Reproduce the records that follow in full, excluding any picture they contain.

------------------------------------------------------------

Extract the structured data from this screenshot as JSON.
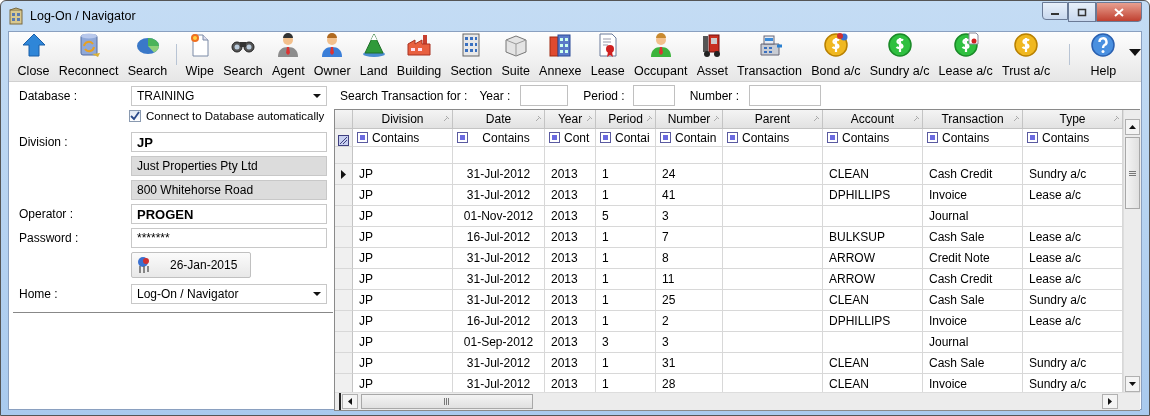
{
  "window": {
    "title": "Log-On / Navigator"
  },
  "toolbar": {
    "groups": [
      [
        {
          "label": "Close"
        },
        {
          "label": "Reconnect"
        },
        {
          "label": "Search"
        }
      ],
      [
        {
          "label": "Wipe"
        },
        {
          "label": "Search"
        },
        {
          "label": "Agent"
        },
        {
          "label": "Owner"
        },
        {
          "label": "Land"
        },
        {
          "label": "Building"
        },
        {
          "label": "Section"
        },
        {
          "label": "Suite"
        },
        {
          "label": "Annexe"
        },
        {
          "label": "Lease"
        },
        {
          "label": "Occupant"
        },
        {
          "label": "Asset"
        },
        {
          "label": "Transaction"
        },
        {
          "label": "Bond a/c"
        },
        {
          "label": "Sundry a/c"
        },
        {
          "label": "Lease a/c"
        },
        {
          "label": "Trust a/c"
        }
      ],
      [
        {
          "label": "Help"
        }
      ]
    ]
  },
  "login": {
    "database": {
      "label": "Database :",
      "value": "TRAINING"
    },
    "auto_connect": {
      "label": "Connect to Database automatically",
      "checked": true
    },
    "division": {
      "label": "Division :",
      "value": "JP",
      "name": "Just Properties Pty Ltd",
      "address": "800 Whitehorse Road"
    },
    "operator": {
      "label": "Operator :",
      "value": "PROGEN"
    },
    "password": {
      "label": "Password :",
      "value": "*******"
    },
    "date_button": "26-Jan-2015",
    "home": {
      "label": "Home :",
      "value": "Log-On / Navigator"
    }
  },
  "search": {
    "label": "Search Transaction for :",
    "fields": [
      {
        "label": "Year :"
      },
      {
        "label": "Period :"
      },
      {
        "label": "Number :"
      }
    ]
  },
  "grid": {
    "columns": [
      {
        "title": "Division",
        "filter": "Contains"
      },
      {
        "title": "Date",
        "filter": "Contains"
      },
      {
        "title": "Year",
        "filter": "Cont"
      },
      {
        "title": "Period",
        "filter": "Contai"
      },
      {
        "title": "Number",
        "filter": "Contain"
      },
      {
        "title": "Parent",
        "filter": "Contains"
      },
      {
        "title": "Account",
        "filter": "Contains"
      },
      {
        "title": "Transaction",
        "filter": "Contains"
      },
      {
        "title": "Type",
        "filter": "Contains"
      }
    ],
    "rows": [
      {
        "current": true,
        "cells": [
          "JP",
          "31-Jul-2012",
          "2013",
          "1",
          "24",
          null,
          "CLEAN",
          "Cash Credit",
          "Sundry a/c"
        ]
      },
      {
        "current": false,
        "cells": [
          "JP",
          "31-Jul-2012",
          "2013",
          "1",
          "41",
          null,
          "DPHILLIPS",
          "Invoice",
          "Lease a/c"
        ]
      },
      {
        "current": false,
        "cells": [
          "JP",
          "01-Nov-2012",
          "2013",
          "5",
          "3",
          null,
          null,
          "Journal",
          null
        ]
      },
      {
        "current": false,
        "cells": [
          "JP",
          "16-Jul-2012",
          "2013",
          "1",
          "7",
          null,
          "BULKSUP",
          "Cash Sale",
          "Lease a/c"
        ]
      },
      {
        "current": false,
        "cells": [
          "JP",
          "31-Jul-2012",
          "2013",
          "1",
          "8",
          null,
          "ARROW",
          "Credit Note",
          "Lease a/c"
        ]
      },
      {
        "current": false,
        "cells": [
          "JP",
          "31-Jul-2012",
          "2013",
          "1",
          "11",
          null,
          "ARROW",
          "Cash Credit",
          "Lease a/c"
        ]
      },
      {
        "current": false,
        "cells": [
          "JP",
          "31-Jul-2012",
          "2013",
          "1",
          "25",
          null,
          "CLEAN",
          "Cash Sale",
          "Sundry a/c"
        ]
      },
      {
        "current": false,
        "cells": [
          "JP",
          "16-Jul-2012",
          "2013",
          "1",
          "2",
          null,
          "DPHILLIPS",
          "Invoice",
          "Lease a/c"
        ]
      },
      {
        "current": false,
        "cells": [
          "JP",
          "01-Sep-2012",
          "2013",
          "3",
          "3",
          null,
          null,
          "Journal",
          null
        ]
      },
      {
        "current": false,
        "cells": [
          "JP",
          "31-Jul-2012",
          "2013",
          "1",
          "31",
          null,
          "CLEAN",
          "Cash Sale",
          "Sundry a/c"
        ]
      },
      {
        "current": false,
        "cells": [
          "JP",
          "31-Jul-2012",
          "2013",
          "1",
          "28",
          null,
          "CLEAN",
          "Invoice",
          "Sundry a/c"
        ]
      }
    ]
  }
}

------------------------------------------------------------

REPLY |
Extract the structured data from this screenshot as JSON.
{
  "window": {
    "title": "Log-On / Navigator"
  },
  "toolbar": {
    "groups": [
      [
        {
          "label": "Close"
        },
        {
          "label": "Reconnect"
        },
        {
          "label": "Search"
        }
      ],
      [
        {
          "label": "Wipe"
        },
        {
          "label": "Search"
        },
        {
          "label": "Agent"
        },
        {
          "label": "Owner"
        },
        {
          "label": "Land"
        },
        {
          "label": "Building"
        },
        {
          "label": "Section"
        },
        {
          "label": "Suite"
        },
        {
          "label": "Annexe"
        },
        {
          "label": "Lease"
        },
        {
          "label": "Occupant"
        },
        {
          "label": "Asset"
        },
        {
          "label": "Transaction"
        },
        {
          "label": "Bond a/c"
        },
        {
          "label": "Sundry a/c"
        },
        {
          "label": "Lease a/c"
        },
        {
          "label": "Trust a/c"
        }
      ],
      [
        {
          "label": "Help"
        }
      ]
    ]
  },
  "login": {
    "database": {
      "label": "Database :",
      "value": "TRAINING"
    },
    "auto_connect": {
      "label": "Connect to Database automatically",
      "checked": true
    },
    "division": {
      "label": "Division :",
      "value": "JP",
      "name": "Just Properties Pty Ltd",
      "address": "800 Whitehorse Road"
    },
    "operator": {
      "label": "Operator :",
      "value": "PROGEN"
    },
    "password": {
      "label": "Password :",
      "value": "*******"
    },
    "date_button": "26-Jan-2015",
    "home": {
      "label": "Home :",
      "value": "Log-On / Navigator"
    }
  },
  "search": {
    "label": "Search Transaction for :",
    "fields": [
      {
        "label": "Year :"
      },
      {
        "label": "Period :"
      },
      {
        "label": "Number :"
      }
    ]
  },
  "grid": {
    "columns": [
      {
        "title": "Division",
        "filter": "Contains"
      },
      {
        "title": "Date",
        "filter": "Contains"
      },
      {
        "title": "Year",
        "filter": "Cont"
      },
      {
        "title": "Period",
        "filter": "Contai"
      },
      {
        "title": "Number",
        "filter": "Contain"
      },
      {
        "title": "Parent",
        "filter": "Contains"
      },
      {
        "title": "Account",
        "filter": "Contains"
      },
      {
        "title": "Transaction",
        "filter": "Contains"
      },
      {
        "title": "Type",
        "filter": "Contains"
      }
    ],
    "rows": [
      {
        "current": true,
        "cells": [
          "JP",
          "31-Jul-2012",
          "2013",
          "1",
          "24",
          null,
          "CLEAN",
          "Cash Credit",
          "Sundry a/c"
        ]
      },
      {
        "current": false,
        "cells": [
          "JP",
          "31-Jul-2012",
          "2013",
          "1",
          "41",
          null,
          "DPHILLIPS",
          "Invoice",
          "Lease a/c"
        ]
      },
      {
        "current": false,
        "cells": [
          "JP",
          "01-Nov-2012",
          "2013",
          "5",
          "3",
          null,
          null,
          "Journal",
          null
        ]
      },
      {
        "current": false,
        "cells": [
          "JP",
          "16-Jul-2012",
          "2013",
          "1",
          "7",
          null,
          "BULKSUP",
          "Cash Sale",
          "Lease a/c"
        ]
      },
      {
        "current": false,
        "cells": [
          "JP",
          "31-Jul-2012",
          "2013",
          "1",
          "8",
          null,
          "ARROW",
          "Credit Note",
          "Lease a/c"
        ]
      },
      {
        "current": false,
        "cells": [
          "JP",
          "31-Jul-2012",
          "2013",
          "1",
          "11",
          null,
          "ARROW",
          "Cash Credit",
          "Lease a/c"
        ]
      },
      {
        "current": false,
        "cells": [
          "JP",
          "31-Jul-2012",
          "2013",
          "1",
          "25",
          null,
          "CLEAN",
          "Cash Sale",
          "Sundry a/c"
        ]
      },
      {
        "current": false,
        "cells": [
          "JP",
          "16-Jul-2012",
          "2013",
          "1",
          "2",
          null,
          "DPHILLIPS",
          "Invoice",
          "Lease a/c"
        ]
      },
      {
        "current": false,
        "cells": [
          "JP",
          "01-Sep-2012",
          "2013",
          "3",
          "3",
          null,
          null,
          "Journal",
          null
        ]
      },
      {
        "current": false,
        "cells": [
          "JP",
          "31-Jul-2012",
          "2013",
          "1",
          "31",
          null,
          "CLEAN",
          "Cash Sale",
          "Sundry a/c"
        ]
      },
      {
        "current": false,
        "cells": [
          "JP",
          "31-Jul-2012",
          "2013",
          "1",
          "28",
          null,
          "CLEAN",
          "Invoice",
          "Sundry a/c"
        ]
      }
    ]
  }
}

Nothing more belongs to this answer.